文書の抜粋:
________________

(58)【調査した分野】(Int.Cl.,DB名)
前記ステンレス鋼材は、さらに、質量%で、Nb:4.0%以下、Mo:0.01〜4.0%、Cu:0.01〜3.0%、V:0.03〜0.15%の1種または2種以上を含む、請求項1に記載の拡散接合用ステンレス鋼材。
【発明の概要】
【発明が解決しようとする課題】
【0005】
上述の技術などによりステンレス鋼材の拡散接合は直接法によっても可能となった。しかし、工業的には、直接法はステンレス鋼材の拡散接合方法の主流として定着するには至っていない。その主たる理由は、接合部の信頼性(接合強度や密着性)確保と、製造負荷抑制の両立が難しいことにある。従来の知見によると、直接法により接合部の信頼性を確保するためには接合温度を1100℃を超える高温としたり、ホットプレスやHIP等により高い面圧を付与したりする負荷の大きい工程を採用する必要があり、それによるコスト増大が避けられない。ステンレス鋼材の拡散接合を通常のインサート材挿入法と同等の作業負荷にて実施すると、接合部の信頼性を十分に確保することは難しいのが現状である。
【0006】
そこで、拡散接合時にフェライト相がオーステナイト相へ変態するときの駆動力を利用すること(特許文献7)や、結晶粒成長の駆動力を利用すること(特許文献8)により、特別な高温加熱や高面圧を付与することなく、インサート材挿入法と同等の作業負荷で実施できる拡散接合品の製造方法が提案された。また、拡散接合に供するステンレス鋼材の表面酸化物をできるだけ低減して拡散接合性を高める方法(特許文献9、10)が提案された。これらの方法は、良好な接合性を確保するためには、使用されるステンレス鋼材の接合前の表面粗さを規制する必要がある。そのため、拡散接合製品に使用されるステンレス鋼材には一層の接合性の向上が求められている。
【0007】
本発明は、表面粗さの程度に影響されないで、拡散接合性をさらに向上させた拡散接合成型品に適したステンレス鋼材を提供することを目的とする。
【課題を解決するための手段】
【0008】
本発明者らは、フェライト相、マルテンサイト相、オーステナイト相の少なくとも2種以上からなる複相組織を有する複相系ステンレス鋼材について、拡散接合前の平均結晶粒径、γmax量、クリープ伸びを制御することによって、鋼材の表面粗さに影響されることなく、良好な拡散接合性が得られることを見出し、拡散接合用ステンレス鋼材として本発明を完成するに至った。具体的には、本発明は以下のようなものを提供する。
【0009】
(1) 本発明は、拡散接合前の金属組織がフェライト相、マルテンサイト相またはオーステナイト相の少なくとも2種以上からなる複相組織を有する複相系ステンレス鋼材であって、前記複相組織の平均結晶粒径が20μm以下であり、下記(a)式で示されるγmaxが10〜90であり、1.0MPaの負荷を1000℃、0.5hで加えたときのクリープ伸びが0.2%以上である、拡散接合用ステンレス鋼材である。

________________

提供データ:
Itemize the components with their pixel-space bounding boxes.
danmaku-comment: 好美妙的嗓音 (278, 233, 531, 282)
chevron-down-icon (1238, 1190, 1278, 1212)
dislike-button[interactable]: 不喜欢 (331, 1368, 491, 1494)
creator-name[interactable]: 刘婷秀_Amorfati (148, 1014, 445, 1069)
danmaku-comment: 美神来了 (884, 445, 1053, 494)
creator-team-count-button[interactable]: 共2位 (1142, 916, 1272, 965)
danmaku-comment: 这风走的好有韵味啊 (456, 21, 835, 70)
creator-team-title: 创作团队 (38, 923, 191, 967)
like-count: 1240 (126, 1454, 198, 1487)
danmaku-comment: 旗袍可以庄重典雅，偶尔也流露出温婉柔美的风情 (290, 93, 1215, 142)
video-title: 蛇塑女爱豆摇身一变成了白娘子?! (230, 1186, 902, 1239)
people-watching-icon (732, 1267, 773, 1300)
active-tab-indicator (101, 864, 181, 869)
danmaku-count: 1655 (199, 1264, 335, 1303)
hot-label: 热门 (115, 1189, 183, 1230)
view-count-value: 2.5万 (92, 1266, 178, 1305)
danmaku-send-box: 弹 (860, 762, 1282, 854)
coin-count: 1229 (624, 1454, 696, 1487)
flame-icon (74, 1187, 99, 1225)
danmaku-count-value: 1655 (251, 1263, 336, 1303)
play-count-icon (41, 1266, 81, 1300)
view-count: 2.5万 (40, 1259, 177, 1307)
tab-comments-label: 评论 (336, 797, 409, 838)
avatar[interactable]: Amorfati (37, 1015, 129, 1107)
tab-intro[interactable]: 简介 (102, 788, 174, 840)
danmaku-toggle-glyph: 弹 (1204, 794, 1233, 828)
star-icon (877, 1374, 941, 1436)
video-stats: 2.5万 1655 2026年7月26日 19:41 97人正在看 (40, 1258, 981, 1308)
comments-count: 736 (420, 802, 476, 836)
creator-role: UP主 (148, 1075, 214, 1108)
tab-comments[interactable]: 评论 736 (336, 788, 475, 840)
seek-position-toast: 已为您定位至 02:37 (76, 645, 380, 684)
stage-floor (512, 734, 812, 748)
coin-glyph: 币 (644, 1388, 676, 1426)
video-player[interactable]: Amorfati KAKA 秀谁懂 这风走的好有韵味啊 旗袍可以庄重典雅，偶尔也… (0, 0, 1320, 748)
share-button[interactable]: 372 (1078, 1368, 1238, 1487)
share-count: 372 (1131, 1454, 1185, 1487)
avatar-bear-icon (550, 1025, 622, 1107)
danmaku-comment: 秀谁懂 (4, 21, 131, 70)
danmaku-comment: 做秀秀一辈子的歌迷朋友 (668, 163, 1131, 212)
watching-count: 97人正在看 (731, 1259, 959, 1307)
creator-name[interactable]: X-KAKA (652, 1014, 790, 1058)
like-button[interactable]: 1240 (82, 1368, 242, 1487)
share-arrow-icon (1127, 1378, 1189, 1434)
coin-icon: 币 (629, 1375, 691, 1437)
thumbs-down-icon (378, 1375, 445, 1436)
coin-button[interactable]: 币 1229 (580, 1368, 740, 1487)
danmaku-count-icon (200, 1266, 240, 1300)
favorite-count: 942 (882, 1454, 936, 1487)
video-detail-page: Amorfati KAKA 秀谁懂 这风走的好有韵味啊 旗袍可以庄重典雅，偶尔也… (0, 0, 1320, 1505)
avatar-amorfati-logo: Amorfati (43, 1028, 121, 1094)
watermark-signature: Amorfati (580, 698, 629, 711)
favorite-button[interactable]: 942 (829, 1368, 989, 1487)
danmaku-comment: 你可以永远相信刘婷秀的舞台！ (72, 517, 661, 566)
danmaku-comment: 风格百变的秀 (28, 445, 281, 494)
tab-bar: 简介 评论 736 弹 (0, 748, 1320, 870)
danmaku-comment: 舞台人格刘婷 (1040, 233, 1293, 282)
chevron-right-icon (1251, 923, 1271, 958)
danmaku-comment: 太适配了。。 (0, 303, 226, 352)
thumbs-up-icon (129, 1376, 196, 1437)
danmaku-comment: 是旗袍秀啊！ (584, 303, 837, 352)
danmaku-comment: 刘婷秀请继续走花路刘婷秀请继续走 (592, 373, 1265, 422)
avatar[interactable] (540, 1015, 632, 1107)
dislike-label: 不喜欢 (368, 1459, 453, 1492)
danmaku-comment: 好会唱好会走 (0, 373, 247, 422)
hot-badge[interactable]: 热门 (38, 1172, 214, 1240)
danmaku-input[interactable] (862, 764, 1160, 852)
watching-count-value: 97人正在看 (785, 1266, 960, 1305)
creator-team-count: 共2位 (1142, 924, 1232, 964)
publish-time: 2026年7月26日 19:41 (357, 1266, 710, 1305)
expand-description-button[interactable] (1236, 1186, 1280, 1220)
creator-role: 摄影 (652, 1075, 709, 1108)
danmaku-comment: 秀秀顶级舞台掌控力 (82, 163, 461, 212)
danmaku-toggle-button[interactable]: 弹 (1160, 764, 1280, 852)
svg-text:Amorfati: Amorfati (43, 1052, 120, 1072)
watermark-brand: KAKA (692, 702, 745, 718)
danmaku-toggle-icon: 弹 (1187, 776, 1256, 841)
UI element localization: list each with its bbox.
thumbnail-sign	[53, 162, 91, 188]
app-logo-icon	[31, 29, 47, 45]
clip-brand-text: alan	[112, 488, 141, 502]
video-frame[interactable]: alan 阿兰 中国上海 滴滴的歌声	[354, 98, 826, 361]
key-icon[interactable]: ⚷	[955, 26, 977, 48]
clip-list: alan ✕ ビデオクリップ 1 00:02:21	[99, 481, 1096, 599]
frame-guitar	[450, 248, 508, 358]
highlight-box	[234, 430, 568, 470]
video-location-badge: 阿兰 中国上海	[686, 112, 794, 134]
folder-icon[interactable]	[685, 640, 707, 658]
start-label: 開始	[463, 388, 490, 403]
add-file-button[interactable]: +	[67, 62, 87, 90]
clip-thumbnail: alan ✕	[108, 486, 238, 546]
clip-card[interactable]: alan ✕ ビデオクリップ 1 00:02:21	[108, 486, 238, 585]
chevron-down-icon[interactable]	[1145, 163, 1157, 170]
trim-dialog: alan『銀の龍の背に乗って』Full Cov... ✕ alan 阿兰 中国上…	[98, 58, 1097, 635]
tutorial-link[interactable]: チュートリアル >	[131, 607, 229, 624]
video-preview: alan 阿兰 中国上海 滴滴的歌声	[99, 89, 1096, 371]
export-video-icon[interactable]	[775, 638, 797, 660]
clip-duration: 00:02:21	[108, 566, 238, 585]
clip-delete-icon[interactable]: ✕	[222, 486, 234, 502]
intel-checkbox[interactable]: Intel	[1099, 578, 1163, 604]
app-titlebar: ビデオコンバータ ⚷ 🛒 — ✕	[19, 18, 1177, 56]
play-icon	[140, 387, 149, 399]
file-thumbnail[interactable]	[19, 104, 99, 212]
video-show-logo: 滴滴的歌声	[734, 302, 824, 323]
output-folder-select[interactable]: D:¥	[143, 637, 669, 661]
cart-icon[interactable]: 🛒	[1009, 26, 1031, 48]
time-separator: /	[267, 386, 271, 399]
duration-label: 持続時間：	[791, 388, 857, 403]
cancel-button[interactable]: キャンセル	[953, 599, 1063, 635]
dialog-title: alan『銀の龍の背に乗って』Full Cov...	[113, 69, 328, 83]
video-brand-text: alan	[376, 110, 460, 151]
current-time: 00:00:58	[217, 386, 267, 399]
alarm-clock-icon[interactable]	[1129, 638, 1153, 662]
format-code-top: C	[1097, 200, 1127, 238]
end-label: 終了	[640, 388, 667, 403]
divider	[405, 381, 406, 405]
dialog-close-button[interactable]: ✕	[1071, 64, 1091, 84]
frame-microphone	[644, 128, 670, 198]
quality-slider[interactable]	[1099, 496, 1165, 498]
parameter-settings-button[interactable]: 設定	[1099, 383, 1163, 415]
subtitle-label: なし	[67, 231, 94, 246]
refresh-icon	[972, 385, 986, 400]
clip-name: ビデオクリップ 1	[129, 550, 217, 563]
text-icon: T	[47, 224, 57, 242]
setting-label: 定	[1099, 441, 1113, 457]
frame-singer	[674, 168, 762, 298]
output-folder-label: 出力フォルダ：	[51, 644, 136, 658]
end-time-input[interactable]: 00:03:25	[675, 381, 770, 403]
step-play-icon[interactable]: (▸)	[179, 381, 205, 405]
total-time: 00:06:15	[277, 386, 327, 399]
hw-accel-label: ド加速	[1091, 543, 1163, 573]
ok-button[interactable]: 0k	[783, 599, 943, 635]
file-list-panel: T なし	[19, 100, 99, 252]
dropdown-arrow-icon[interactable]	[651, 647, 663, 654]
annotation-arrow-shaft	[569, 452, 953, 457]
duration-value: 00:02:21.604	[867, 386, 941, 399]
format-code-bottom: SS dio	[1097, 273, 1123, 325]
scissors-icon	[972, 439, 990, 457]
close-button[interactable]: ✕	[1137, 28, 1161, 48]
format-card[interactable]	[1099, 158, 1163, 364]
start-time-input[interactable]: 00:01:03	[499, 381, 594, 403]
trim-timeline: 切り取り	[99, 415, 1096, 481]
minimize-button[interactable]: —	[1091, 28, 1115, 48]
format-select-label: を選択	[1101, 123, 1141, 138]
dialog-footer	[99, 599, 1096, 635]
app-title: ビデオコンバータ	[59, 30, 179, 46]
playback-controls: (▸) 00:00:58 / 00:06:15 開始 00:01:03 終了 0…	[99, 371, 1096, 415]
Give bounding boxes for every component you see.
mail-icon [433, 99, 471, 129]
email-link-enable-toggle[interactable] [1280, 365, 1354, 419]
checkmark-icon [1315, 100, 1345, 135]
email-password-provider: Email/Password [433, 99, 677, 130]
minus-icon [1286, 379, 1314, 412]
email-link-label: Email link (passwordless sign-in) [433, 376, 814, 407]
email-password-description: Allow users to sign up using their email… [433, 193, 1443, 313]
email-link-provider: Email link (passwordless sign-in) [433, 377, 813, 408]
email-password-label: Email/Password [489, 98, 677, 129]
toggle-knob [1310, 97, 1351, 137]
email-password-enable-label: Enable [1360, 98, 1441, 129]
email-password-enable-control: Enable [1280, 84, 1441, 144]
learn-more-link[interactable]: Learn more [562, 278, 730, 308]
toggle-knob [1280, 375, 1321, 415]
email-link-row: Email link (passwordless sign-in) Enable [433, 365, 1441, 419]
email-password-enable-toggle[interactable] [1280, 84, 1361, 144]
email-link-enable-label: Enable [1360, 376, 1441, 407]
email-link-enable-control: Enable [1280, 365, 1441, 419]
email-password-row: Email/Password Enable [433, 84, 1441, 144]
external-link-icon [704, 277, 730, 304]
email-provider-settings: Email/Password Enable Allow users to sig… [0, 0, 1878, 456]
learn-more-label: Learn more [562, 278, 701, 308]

________________

作業一覧:
- A) 拡散接合用ステンレス鋼材に関する文書の(1)では、複相組織の平均結晶粒径はいくつ以下と定められていますか。
- B) 拡散接合用ステンレス鋼材に関する文書の続きを、最後の文の後から書き進めてください。

作業ごとの結果:
- A) 20μm以下です。

- B)
γmax=420C−11.5Si+7Mn+23Ni−11.5Cr−12Mo+9Cu−49Ti−47Nb−52Al+470N+189 ・・・(a)式
ここで、上記(a)式における元素記号は、各元素の含有量(質量%)を意味する。
【0010】
(2) 本発明は、前記ステンレス鋼材は、質量%で、C:0.2%以下、Si:1.0%以下、Mn:3.0%以下、P:0.05%以下、S:0.03%以下、Ni:10.0%
以下、Cr:10.0〜30.0%、N:0.3%以下、Ti:0.15%以下、Al:0.15%以下を含み、残部がFeおよび不可避的不純物からなり、TiとAlの合計量が0.15%以下である、上記(1)に記載の拡散接合用ステンレス鋼材である。
【0011】
(3) 本発明は、前記ステンレス鋼材は、さらに、質量%で、Nb:4.0%以下、Mo:0.01〜4.0%、Cu:0.01〜3.0%、V:0.03〜0.15%の1種または2種以上を含む、上記(1)または上記(2)に記載の拡散接合用ステンレス鋼材である。
【0012】
(4) 本発明は、前記ステンレス鋼材は、さらに、質量%で、B:0.0003〜0.01%を含む、上記(1)〜(3)のいずれかに記載の拡散接合用ステンレス鋼材である。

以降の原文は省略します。